### EXERCISE DESCRIPTION
Below are records; count the lines in them that hold "Dosgi" and give only the count.

[Saved entries]
=======
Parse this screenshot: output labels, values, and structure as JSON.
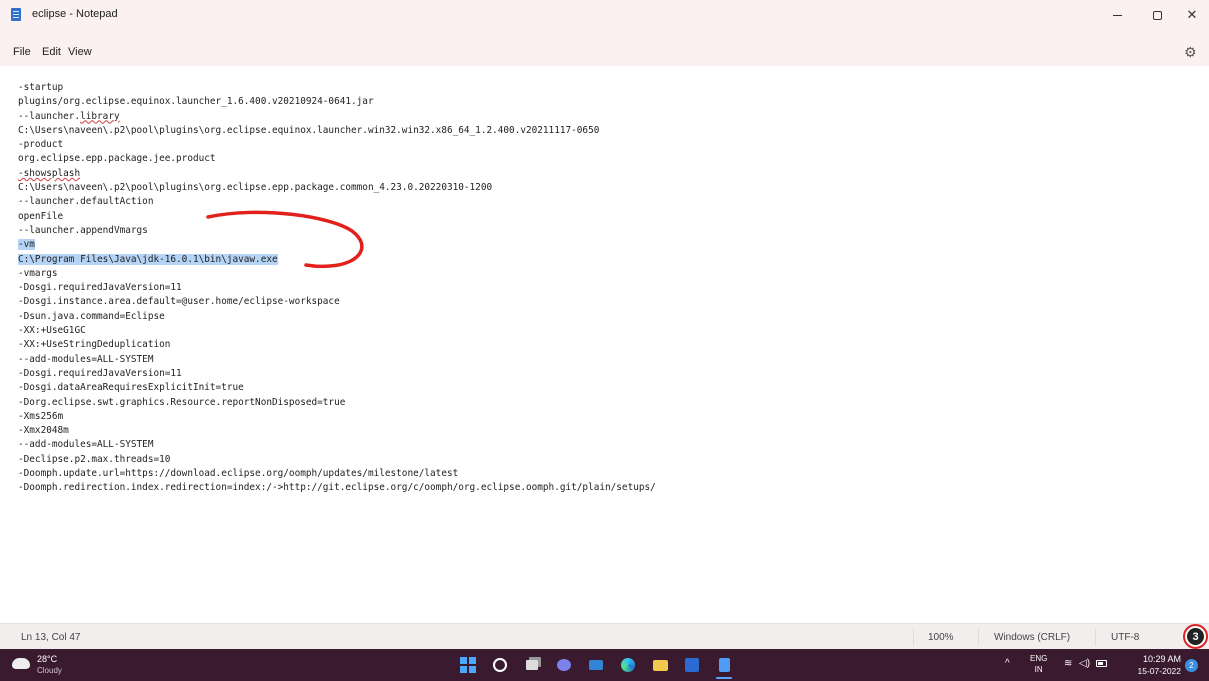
{
  "window": {
    "title": "eclipse - Notepad",
    "controls": {
      "minimize": "",
      "maximize": "",
      "close": "✕"
    }
  },
  "menu": {
    "file": "File",
    "edit": "Edit",
    "view": "View",
    "settings_icon": "⚙"
  },
  "editor": {
    "lines": [
      "-startup",
      "plugins/org.eclipse.equinox.launcher_1.6.400.v20210924-0641.jar",
      "--launcher.library",
      "C:\\Users\\naveen\\.p2\\pool\\plugins\\org.eclipse.equinox.launcher.win32.win32.x86_64_1.2.400.v20211117-0650",
      "-product",
      "org.eclipse.epp.package.jee.product",
      "-showsplash",
      "C:\\Users\\naveen\\.p2\\pool\\plugins\\org.eclipse.epp.package.common_4.23.0.20220310-1200",
      "--launcher.defaultAction",
      "openFile",
      "--launcher.appendVmargs",
      "-vm",
      "C:\\Program Files\\Java\\jdk-16.0.1\\bin\\javaw.exe",
      "-vmargs",
      "-Dosgi.requiredJavaVersion=11",
      "-Dosgi.instance.area.default=@user.home/eclipse-workspace",
      "-Dsun.java.command=Eclipse",
      "-XX:+UseG1GC",
      "-XX:+UseStringDeduplication",
      "--add-modules=ALL-SYSTEM",
      "-Dosgi.requiredJavaVersion=11",
      "-Dosgi.dataAreaRequiresExplicitInit=true",
      "-Dorg.eclipse.swt.graphics.Resource.reportNonDisposed=true",
      "-Xms256m",
      "-Xmx2048m",
      "--add-modules=ALL-SYSTEM",
      "-Declipse.p2.max.threads=10",
      "-Doomph.update.url=https://download.eclipse.org/oomph/updates/milestone/latest",
      "-Doomph.redirection.index.redirection=index:/->http://git.eclipse.org/c/oomph/org.eclipse.oomph.git/plain/setups/"
    ],
    "selected_line_indices": [
      11,
      12
    ],
    "annotation_color": "#e3211c",
    "selection_color": "#b5d4f5"
  },
  "status": {
    "position": "Ln 13, Col 47",
    "zoom": "100%",
    "line_endings": "Windows (CRLF)",
    "encoding": "UTF-8",
    "badge": "3"
  },
  "taskbar": {
    "weather_temp": "28°C",
    "weather_desc": "Cloudy",
    "tray_chevron": "^",
    "lang_top": "ENG",
    "lang_bottom": "IN",
    "wifi_icon": "≋",
    "volume_icon": "◁)",
    "time": "10:29 AM",
    "date": "15-07-2022",
    "notification_count": "2"
  }
}
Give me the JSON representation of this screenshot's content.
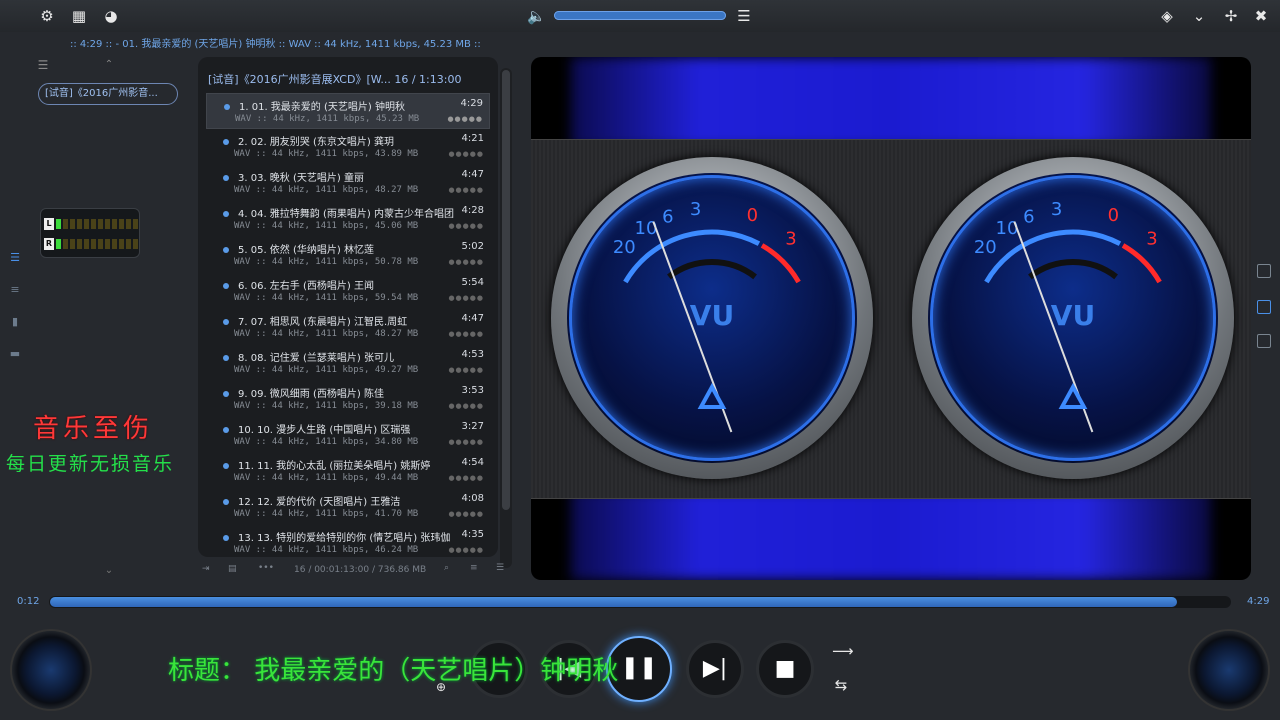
{
  "toolbar": {
    "settings_icon": "gear-icon",
    "layout_icon": "grid-icon",
    "theme_icon": "palette-icon",
    "volume_icon": "speaker-icon",
    "eq_icon": "sliders-icon",
    "volume_level": 0.98
  },
  "window": {
    "pin": "◈",
    "minimize": "⌄",
    "restore": "⌃",
    "close": "✖"
  },
  "nowplaying_line": ":: 4:29 :: - 01. 我最亲爱的 (天艺唱片) 钟明秋 :: WAV :: 44 kHz, 1411 kbps, 45.23 MB ::",
  "left": {
    "album_tag": "[试音]《2016广州影音...",
    "channel_l": "L",
    "channel_r": "R",
    "brand_title": "音乐至伤",
    "brand_sub": "每日更新无损音乐"
  },
  "playlist": {
    "header": "[试音]《2016广州影音展XCD》[W... 16 / 1:13:00",
    "tracks": [
      {
        "title": "1. 01. 我最亲爱的 (天艺唱片) 钟明秋",
        "dur": "4:29",
        "meta": "WAV :: 44 kHz, 1411 kbps, 45.23 MB"
      },
      {
        "title": "2. 02. 朋友别哭 (东京文唱片) 龚玥",
        "dur": "4:21",
        "meta": "WAV :: 44 kHz, 1411 kbps, 43.89 MB"
      },
      {
        "title": "3. 03. 晚秋 (天艺唱片) 童丽",
        "dur": "4:47",
        "meta": "WAV :: 44 kHz, 1411 kbps, 48.27 MB"
      },
      {
        "title": "4. 04. 雅拉特舞韵 (雨果唱片) 内蒙古少年合唱团",
        "dur": "4:28",
        "meta": "WAV :: 44 kHz, 1411 kbps, 45.06 MB"
      },
      {
        "title": "5. 05. 依然 (华纳唱片) 林忆莲",
        "dur": "5:02",
        "meta": "WAV :: 44 kHz, 1411 kbps, 50.78 MB"
      },
      {
        "title": "6. 06. 左右手 (西杨唱片) 王闻",
        "dur": "5:54",
        "meta": "WAV :: 44 kHz, 1411 kbps, 59.54 MB"
      },
      {
        "title": "7. 07. 相思风 (东晨唱片) 江智民.周虹",
        "dur": "4:47",
        "meta": "WAV :: 44 kHz, 1411 kbps, 48.27 MB"
      },
      {
        "title": "8. 08. 记住爱 (兰瑟莱唱片) 张可儿",
        "dur": "4:53",
        "meta": "WAV :: 44 kHz, 1411 kbps, 49.27 MB"
      },
      {
        "title": "9. 09. 微风细雨 (西杨唱片) 陈佳",
        "dur": "3:53",
        "meta": "WAV :: 44 kHz, 1411 kbps, 39.18 MB"
      },
      {
        "title": "10. 10. 漫步人生路 (中国唱片) 区瑞强",
        "dur": "3:27",
        "meta": "WAV :: 44 kHz, 1411 kbps, 34.80 MB"
      },
      {
        "title": "11. 11. 我的心太乱 (丽拉美朵唱片) 姚斯婷",
        "dur": "4:54",
        "meta": "WAV :: 44 kHz, 1411 kbps, 49.44 MB"
      },
      {
        "title": "12. 12. 爱的代价 (天图唱片) 王雅洁",
        "dur": "4:08",
        "meta": "WAV :: 44 kHz, 1411 kbps, 41.70 MB"
      },
      {
        "title": "13. 13. 特别的爱给特别的你 (情艺唱片) 张玮伽",
        "dur": "4:35",
        "meta": "WAV :: 44 kHz, 1411 kbps, 46.24 MB"
      }
    ],
    "footer_info": "16 / 00:01:13:00 / 736.86 MB"
  },
  "meters": {
    "label": "VU",
    "scale": [
      "20",
      "10",
      "6",
      "3",
      "0",
      "3"
    ]
  },
  "transport": {
    "elapsed": "0:12",
    "total": "4:29",
    "progress": 0.955,
    "subtitle": "标题： 我最亲爱的（天艺唱片）钟明秋",
    "next_glyph": "▶|",
    "stop_glyph": "■",
    "play_glyph": "❚❚",
    "prev_glyph": "|◀"
  }
}
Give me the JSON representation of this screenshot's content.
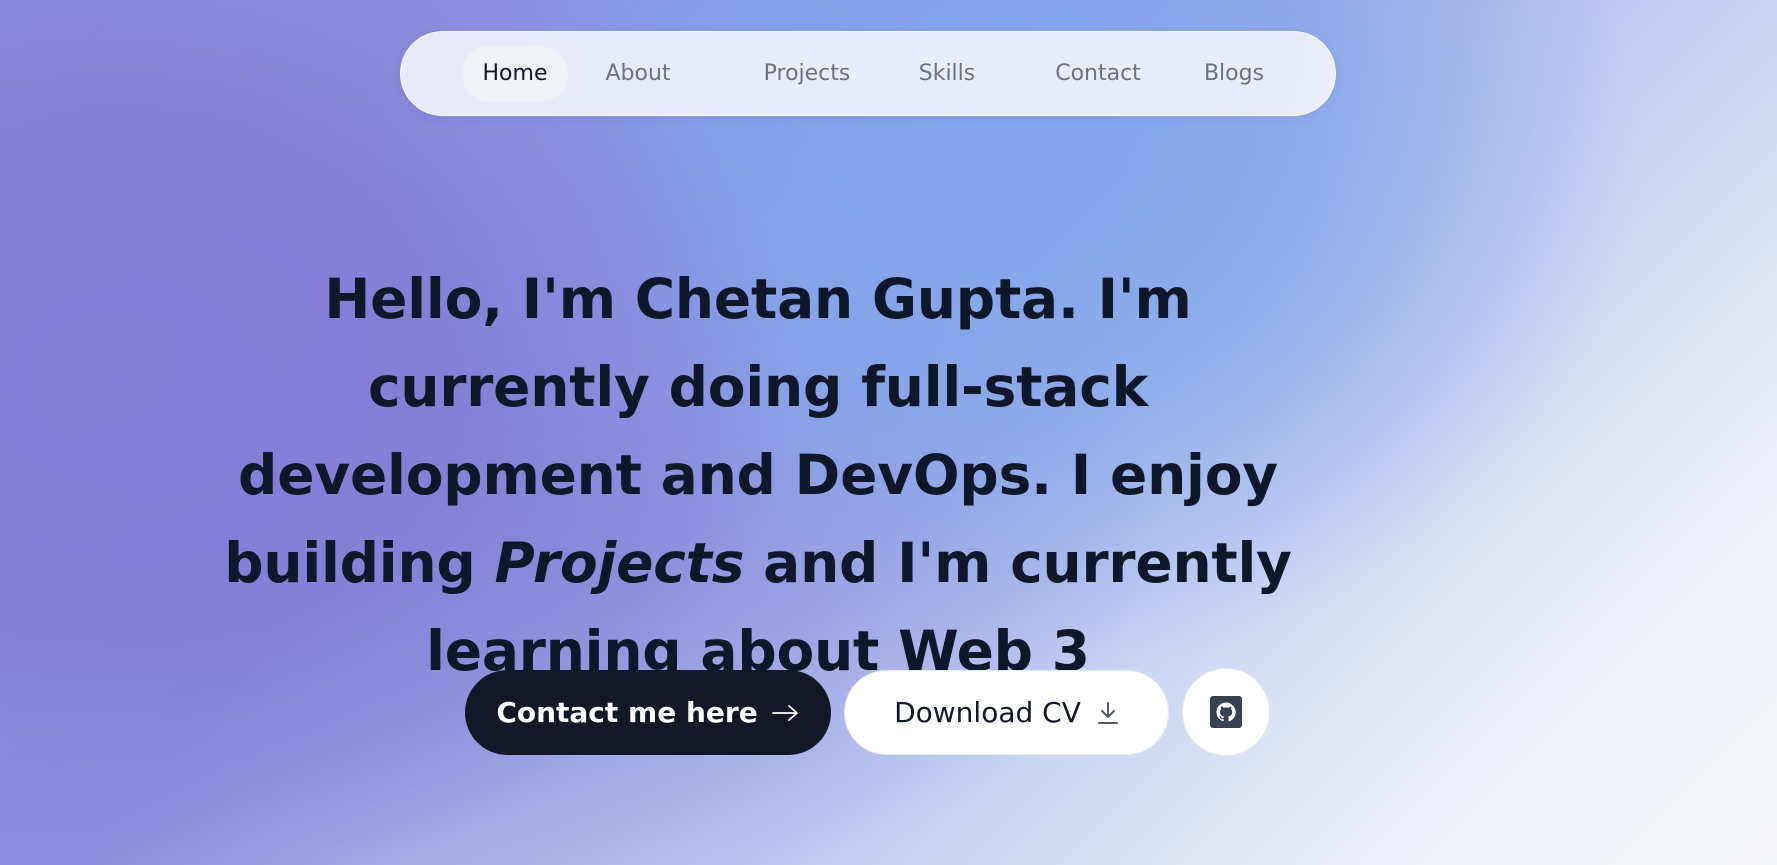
{
  "nav": {
    "items": [
      {
        "label": "Home",
        "active": true
      },
      {
        "label": "About"
      },
      {
        "label": "Projects"
      },
      {
        "label": "Skills"
      },
      {
        "label": "Contact"
      },
      {
        "label": "Blogs"
      }
    ]
  },
  "hero": {
    "greeting": "Hello, I'm Chetan Gupta.",
    "t1": " I'm currently doing ",
    "focus": "full-stack development and DevOps",
    "t2": ". I enjoy building ",
    "projects_word": "Projects",
    "t3": " and I'm currently learning about ",
    "learning": "Web 3"
  },
  "actions": {
    "contact_label": "Contact me here",
    "contact_icon": "arrow-right-icon",
    "cv_label": "Download CV",
    "cv_icon": "download-icon",
    "github_icon": "github-icon"
  },
  "colors": {
    "primary_button": "#121826",
    "text": "#0f172a",
    "nav_inactive": "#6b7280"
  }
}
=======
### SOLUTION
4